» Your goal
How many lines of these entries include the string "compactification"? State the number alone.

==================================================

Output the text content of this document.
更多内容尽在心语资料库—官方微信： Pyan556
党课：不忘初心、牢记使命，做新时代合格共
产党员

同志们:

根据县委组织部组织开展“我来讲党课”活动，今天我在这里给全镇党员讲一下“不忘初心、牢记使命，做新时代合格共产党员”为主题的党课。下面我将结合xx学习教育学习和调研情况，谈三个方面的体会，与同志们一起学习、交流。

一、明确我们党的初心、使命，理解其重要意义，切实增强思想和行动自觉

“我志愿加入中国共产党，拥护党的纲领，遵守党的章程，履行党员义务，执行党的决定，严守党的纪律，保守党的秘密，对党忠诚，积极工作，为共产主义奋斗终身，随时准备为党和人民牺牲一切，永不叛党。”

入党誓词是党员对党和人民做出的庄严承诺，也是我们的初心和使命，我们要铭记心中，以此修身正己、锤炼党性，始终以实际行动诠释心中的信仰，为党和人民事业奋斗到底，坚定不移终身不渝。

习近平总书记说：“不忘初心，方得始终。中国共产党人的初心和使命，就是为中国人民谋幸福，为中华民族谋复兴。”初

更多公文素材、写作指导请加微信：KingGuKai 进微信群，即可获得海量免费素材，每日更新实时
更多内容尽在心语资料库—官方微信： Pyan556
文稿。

==================================================

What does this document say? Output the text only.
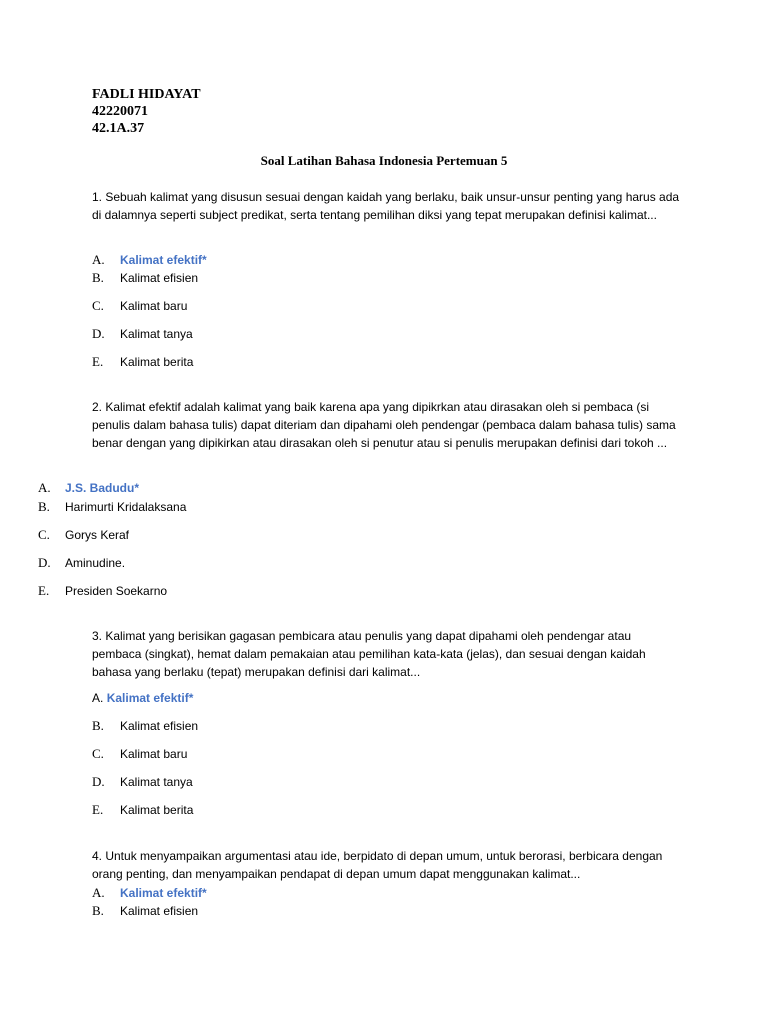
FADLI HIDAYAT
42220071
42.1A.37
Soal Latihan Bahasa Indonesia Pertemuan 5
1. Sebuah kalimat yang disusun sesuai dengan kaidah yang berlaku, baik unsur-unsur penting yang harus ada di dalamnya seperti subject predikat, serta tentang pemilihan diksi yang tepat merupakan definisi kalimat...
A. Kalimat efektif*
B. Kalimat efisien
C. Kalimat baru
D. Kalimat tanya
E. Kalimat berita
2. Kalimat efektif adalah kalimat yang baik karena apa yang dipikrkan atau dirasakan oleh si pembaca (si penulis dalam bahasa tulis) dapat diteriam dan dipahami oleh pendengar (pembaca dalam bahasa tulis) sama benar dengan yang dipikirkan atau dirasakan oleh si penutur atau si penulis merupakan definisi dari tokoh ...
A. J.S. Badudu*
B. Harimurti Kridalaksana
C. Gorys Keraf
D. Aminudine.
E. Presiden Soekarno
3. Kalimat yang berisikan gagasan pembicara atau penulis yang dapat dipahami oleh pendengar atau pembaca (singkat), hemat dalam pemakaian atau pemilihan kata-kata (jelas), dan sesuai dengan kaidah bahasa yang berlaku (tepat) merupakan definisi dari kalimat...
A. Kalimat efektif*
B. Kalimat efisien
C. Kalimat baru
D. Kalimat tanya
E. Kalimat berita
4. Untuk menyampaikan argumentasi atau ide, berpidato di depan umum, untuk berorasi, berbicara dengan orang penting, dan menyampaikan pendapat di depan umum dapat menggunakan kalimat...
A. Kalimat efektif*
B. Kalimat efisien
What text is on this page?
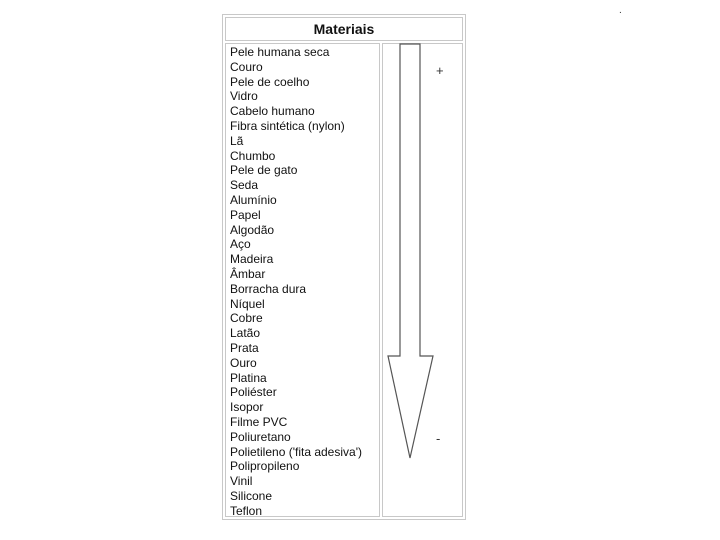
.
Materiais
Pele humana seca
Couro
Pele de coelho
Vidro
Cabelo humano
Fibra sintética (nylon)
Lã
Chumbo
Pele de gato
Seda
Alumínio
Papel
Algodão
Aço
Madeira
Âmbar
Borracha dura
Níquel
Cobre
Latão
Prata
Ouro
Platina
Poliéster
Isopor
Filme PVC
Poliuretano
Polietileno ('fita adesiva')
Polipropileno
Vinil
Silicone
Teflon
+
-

==================================================

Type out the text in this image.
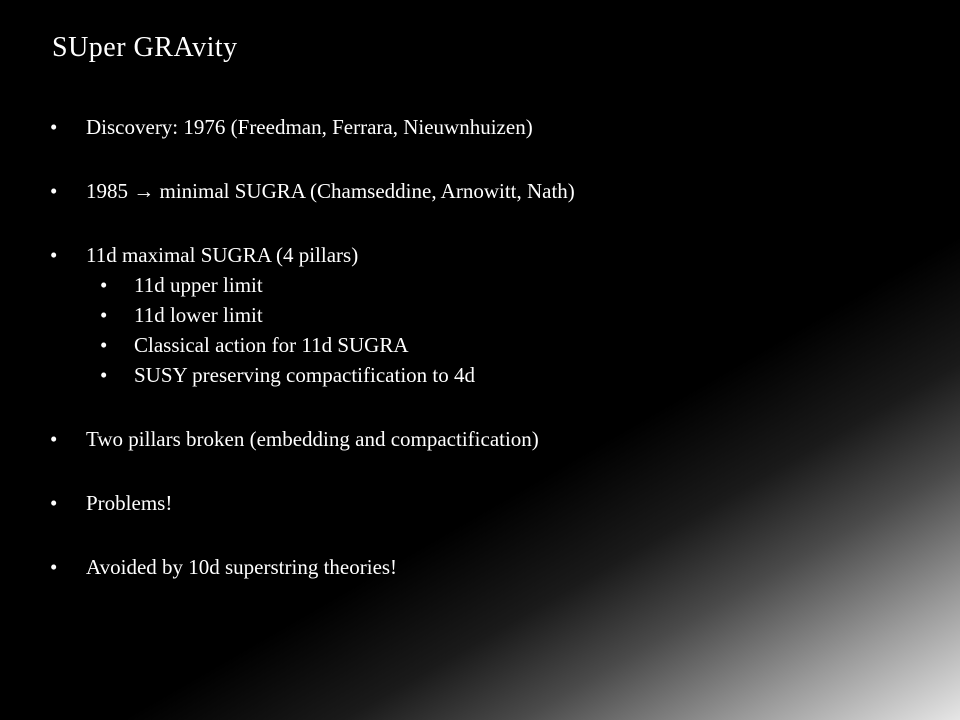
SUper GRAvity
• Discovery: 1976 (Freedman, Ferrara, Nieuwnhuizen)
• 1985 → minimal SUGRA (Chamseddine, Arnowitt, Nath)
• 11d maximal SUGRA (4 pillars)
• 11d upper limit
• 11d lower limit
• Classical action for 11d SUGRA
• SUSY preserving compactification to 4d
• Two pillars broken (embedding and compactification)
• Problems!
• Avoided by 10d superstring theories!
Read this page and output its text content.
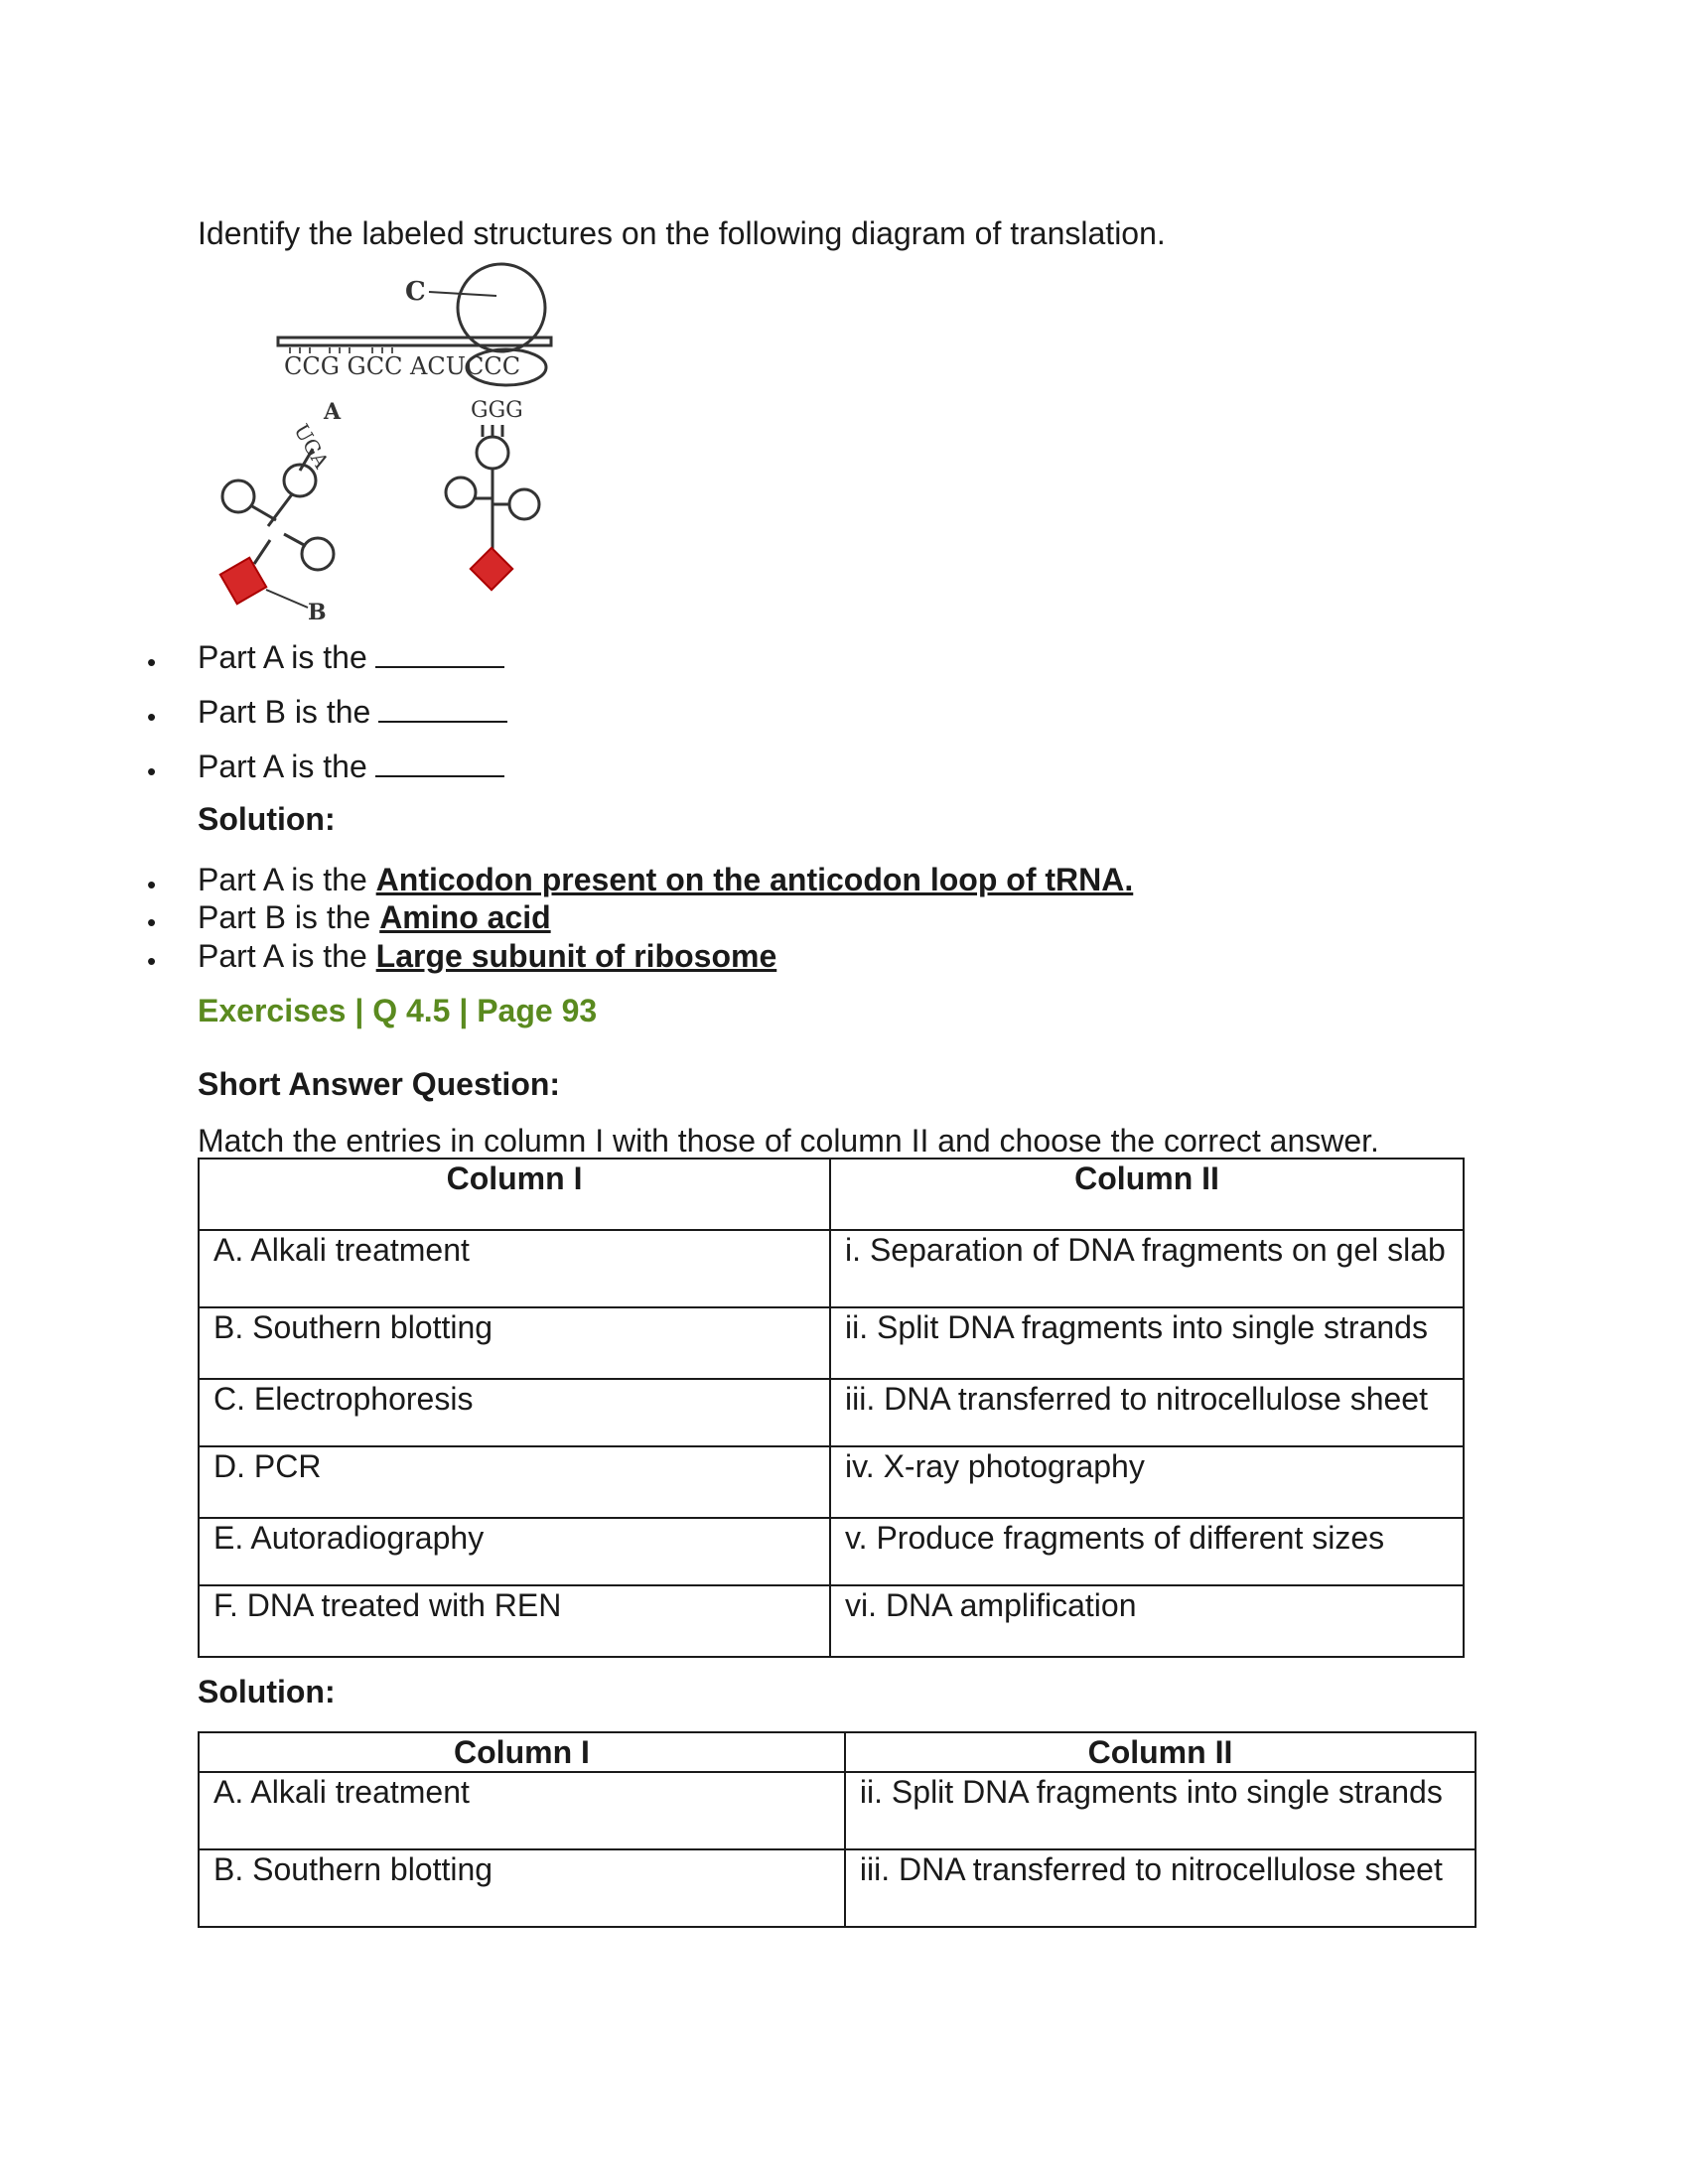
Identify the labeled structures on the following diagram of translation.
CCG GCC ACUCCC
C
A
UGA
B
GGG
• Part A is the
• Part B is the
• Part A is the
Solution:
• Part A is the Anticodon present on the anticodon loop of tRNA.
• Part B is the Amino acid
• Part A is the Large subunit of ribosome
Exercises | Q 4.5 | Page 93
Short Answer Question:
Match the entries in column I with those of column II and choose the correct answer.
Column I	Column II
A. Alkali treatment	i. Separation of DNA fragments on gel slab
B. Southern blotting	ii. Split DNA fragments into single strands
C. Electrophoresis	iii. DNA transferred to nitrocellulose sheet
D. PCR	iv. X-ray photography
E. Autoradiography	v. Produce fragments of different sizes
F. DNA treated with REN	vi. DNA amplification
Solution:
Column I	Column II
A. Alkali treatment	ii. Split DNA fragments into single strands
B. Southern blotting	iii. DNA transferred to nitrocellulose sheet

==================================================

» Correct answer
2